# Aim of the exercise:
Search the data below, and report every line in which "stelling" occurs.

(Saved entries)

━━━━━━━━

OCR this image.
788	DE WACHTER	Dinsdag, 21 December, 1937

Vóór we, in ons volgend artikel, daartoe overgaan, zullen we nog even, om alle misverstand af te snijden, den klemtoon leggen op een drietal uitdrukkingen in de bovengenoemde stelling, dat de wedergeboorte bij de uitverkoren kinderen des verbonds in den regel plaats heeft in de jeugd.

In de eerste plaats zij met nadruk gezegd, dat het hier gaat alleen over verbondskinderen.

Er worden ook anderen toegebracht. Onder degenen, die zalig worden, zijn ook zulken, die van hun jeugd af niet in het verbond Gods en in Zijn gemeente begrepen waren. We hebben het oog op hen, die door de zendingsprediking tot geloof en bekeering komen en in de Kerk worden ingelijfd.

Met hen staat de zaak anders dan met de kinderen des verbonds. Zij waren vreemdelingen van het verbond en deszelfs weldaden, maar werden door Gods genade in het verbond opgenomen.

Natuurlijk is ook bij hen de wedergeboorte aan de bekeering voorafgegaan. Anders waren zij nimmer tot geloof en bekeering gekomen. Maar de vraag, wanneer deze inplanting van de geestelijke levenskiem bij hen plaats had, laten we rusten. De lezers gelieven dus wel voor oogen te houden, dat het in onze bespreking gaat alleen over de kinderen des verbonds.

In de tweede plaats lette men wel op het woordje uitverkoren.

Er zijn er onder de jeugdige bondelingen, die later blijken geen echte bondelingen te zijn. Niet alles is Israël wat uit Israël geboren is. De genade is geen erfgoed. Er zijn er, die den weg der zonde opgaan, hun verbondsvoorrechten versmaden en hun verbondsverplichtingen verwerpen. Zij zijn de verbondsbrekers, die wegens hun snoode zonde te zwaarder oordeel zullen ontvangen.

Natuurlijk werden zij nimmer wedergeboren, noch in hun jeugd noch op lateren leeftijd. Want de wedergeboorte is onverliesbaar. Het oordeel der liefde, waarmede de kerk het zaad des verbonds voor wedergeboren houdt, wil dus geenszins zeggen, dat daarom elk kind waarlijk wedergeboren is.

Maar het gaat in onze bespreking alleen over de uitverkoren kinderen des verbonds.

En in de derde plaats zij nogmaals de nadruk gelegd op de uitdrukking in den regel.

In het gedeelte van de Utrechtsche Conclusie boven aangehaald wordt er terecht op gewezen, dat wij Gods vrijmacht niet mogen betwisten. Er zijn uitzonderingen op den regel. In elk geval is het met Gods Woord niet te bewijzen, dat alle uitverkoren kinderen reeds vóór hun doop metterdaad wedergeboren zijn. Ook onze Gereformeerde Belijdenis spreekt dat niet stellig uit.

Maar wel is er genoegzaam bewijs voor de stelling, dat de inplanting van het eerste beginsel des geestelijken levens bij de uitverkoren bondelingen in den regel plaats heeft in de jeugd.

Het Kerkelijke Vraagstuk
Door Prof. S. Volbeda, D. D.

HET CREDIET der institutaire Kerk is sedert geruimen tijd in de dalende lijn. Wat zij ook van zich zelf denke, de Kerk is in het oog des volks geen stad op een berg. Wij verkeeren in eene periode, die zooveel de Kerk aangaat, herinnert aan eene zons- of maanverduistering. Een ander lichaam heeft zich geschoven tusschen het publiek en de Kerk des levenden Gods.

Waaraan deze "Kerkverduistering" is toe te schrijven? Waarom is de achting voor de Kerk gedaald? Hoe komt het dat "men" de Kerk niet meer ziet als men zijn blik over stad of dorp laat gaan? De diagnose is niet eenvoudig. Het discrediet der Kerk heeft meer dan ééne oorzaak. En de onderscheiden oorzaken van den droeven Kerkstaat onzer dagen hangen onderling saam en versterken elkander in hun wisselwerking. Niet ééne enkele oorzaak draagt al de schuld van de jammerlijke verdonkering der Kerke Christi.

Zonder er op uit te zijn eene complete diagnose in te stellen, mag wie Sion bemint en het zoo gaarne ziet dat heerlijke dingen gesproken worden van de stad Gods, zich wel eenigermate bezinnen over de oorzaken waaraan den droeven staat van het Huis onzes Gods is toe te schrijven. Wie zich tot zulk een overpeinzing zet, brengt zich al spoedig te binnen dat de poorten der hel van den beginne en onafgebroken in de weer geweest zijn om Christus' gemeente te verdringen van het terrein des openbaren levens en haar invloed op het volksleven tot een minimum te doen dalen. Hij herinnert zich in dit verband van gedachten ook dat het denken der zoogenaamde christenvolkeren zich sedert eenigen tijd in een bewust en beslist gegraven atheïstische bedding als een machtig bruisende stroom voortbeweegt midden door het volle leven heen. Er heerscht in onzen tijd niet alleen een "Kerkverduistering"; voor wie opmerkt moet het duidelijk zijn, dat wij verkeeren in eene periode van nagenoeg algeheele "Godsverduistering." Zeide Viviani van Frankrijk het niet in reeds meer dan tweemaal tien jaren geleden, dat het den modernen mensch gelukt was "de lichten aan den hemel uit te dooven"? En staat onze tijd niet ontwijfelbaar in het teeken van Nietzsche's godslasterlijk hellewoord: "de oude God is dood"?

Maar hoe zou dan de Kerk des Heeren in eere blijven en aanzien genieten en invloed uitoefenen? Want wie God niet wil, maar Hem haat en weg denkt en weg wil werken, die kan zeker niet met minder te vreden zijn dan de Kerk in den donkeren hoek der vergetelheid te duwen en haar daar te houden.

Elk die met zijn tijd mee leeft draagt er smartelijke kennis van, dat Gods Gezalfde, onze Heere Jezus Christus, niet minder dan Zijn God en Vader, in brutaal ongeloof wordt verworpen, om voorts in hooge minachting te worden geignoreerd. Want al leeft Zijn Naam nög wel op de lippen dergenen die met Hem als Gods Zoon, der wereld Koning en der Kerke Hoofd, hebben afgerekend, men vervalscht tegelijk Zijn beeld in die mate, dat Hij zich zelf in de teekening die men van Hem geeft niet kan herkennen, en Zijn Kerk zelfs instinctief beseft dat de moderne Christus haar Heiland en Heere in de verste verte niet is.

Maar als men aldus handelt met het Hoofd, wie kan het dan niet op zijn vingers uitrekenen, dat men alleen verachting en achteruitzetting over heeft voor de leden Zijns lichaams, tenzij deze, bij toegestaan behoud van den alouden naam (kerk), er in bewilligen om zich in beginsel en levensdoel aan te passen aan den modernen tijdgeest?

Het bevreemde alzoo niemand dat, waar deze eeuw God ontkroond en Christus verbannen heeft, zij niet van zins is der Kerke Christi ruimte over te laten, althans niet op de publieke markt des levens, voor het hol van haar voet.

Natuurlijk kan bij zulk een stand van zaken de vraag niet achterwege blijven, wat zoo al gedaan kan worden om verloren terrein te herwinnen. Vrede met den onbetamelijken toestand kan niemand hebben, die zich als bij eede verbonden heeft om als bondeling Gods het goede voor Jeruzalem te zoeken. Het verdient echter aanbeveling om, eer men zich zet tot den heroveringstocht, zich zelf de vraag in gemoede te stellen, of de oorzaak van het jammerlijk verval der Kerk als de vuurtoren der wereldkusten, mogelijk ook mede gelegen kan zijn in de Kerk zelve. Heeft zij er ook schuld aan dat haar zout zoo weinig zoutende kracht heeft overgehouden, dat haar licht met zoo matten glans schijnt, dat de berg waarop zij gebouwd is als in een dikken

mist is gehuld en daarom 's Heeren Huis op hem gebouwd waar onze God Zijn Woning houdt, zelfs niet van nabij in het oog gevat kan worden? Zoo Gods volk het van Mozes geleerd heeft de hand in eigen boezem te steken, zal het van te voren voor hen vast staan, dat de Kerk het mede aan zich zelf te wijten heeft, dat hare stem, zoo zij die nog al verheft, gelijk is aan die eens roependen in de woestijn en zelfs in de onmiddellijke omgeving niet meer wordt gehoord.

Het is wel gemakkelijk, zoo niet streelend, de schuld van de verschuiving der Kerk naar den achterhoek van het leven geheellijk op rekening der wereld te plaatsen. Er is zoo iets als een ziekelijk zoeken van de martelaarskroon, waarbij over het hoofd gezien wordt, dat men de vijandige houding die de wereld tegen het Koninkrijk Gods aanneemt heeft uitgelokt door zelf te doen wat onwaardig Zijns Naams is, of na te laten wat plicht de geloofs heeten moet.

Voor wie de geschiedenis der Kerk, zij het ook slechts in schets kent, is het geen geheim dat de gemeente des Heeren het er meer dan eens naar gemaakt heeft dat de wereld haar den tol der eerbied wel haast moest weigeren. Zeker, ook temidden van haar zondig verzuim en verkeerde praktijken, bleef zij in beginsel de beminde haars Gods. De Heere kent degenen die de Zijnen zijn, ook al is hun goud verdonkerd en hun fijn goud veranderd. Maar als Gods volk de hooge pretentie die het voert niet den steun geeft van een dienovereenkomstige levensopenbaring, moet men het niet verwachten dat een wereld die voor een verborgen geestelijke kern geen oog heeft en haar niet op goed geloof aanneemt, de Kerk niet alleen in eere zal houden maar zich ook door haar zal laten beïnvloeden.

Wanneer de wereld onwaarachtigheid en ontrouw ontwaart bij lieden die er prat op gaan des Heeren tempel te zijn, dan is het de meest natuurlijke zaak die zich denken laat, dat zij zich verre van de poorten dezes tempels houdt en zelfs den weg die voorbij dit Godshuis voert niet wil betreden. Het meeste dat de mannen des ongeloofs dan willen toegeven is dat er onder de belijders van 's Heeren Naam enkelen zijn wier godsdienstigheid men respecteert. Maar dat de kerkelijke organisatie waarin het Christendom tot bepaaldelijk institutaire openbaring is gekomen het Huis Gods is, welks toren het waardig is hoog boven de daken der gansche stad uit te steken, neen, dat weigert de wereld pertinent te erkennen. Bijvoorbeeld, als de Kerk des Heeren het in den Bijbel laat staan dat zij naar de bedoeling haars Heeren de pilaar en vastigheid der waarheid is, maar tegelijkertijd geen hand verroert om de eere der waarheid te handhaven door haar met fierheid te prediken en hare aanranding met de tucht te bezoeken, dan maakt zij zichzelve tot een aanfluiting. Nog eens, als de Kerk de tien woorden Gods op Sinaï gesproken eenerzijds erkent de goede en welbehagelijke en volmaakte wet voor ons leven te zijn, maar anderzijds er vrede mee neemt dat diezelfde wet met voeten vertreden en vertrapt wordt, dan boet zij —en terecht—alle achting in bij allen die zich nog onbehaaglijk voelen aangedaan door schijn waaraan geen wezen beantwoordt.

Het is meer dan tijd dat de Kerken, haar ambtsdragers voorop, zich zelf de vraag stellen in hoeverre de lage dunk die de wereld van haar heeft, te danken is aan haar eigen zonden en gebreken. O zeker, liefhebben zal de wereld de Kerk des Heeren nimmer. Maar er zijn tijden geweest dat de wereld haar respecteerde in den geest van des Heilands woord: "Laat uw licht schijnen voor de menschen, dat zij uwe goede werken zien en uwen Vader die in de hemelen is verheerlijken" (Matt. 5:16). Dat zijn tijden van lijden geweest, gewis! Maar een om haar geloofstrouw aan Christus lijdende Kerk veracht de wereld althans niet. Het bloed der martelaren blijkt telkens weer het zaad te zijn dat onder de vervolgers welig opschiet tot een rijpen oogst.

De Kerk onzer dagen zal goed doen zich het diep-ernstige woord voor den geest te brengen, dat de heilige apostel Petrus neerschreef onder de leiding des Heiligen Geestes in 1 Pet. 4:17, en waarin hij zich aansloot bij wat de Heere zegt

━━━━━━━━

# Exercise answer:
Vóór we, in ons volgend artikel, daartoe overgaan, zullen we nog even, om alle misverstand af te snijden, den klemtoon leggen op een drietal uitdrukkingen in de bovengenoemde stelling, dat de wedergeboorte bij de uitverkoren kinderen des verbonds in den regel plaats heeft in de jeugd.
Maar wel is er genoegzaam bewijs voor de stelling, dat de inplanting van het eerste beginsel des geestelijken levens bij de uitverkoren bondelingen in den regel plaats heeft in de jeugd.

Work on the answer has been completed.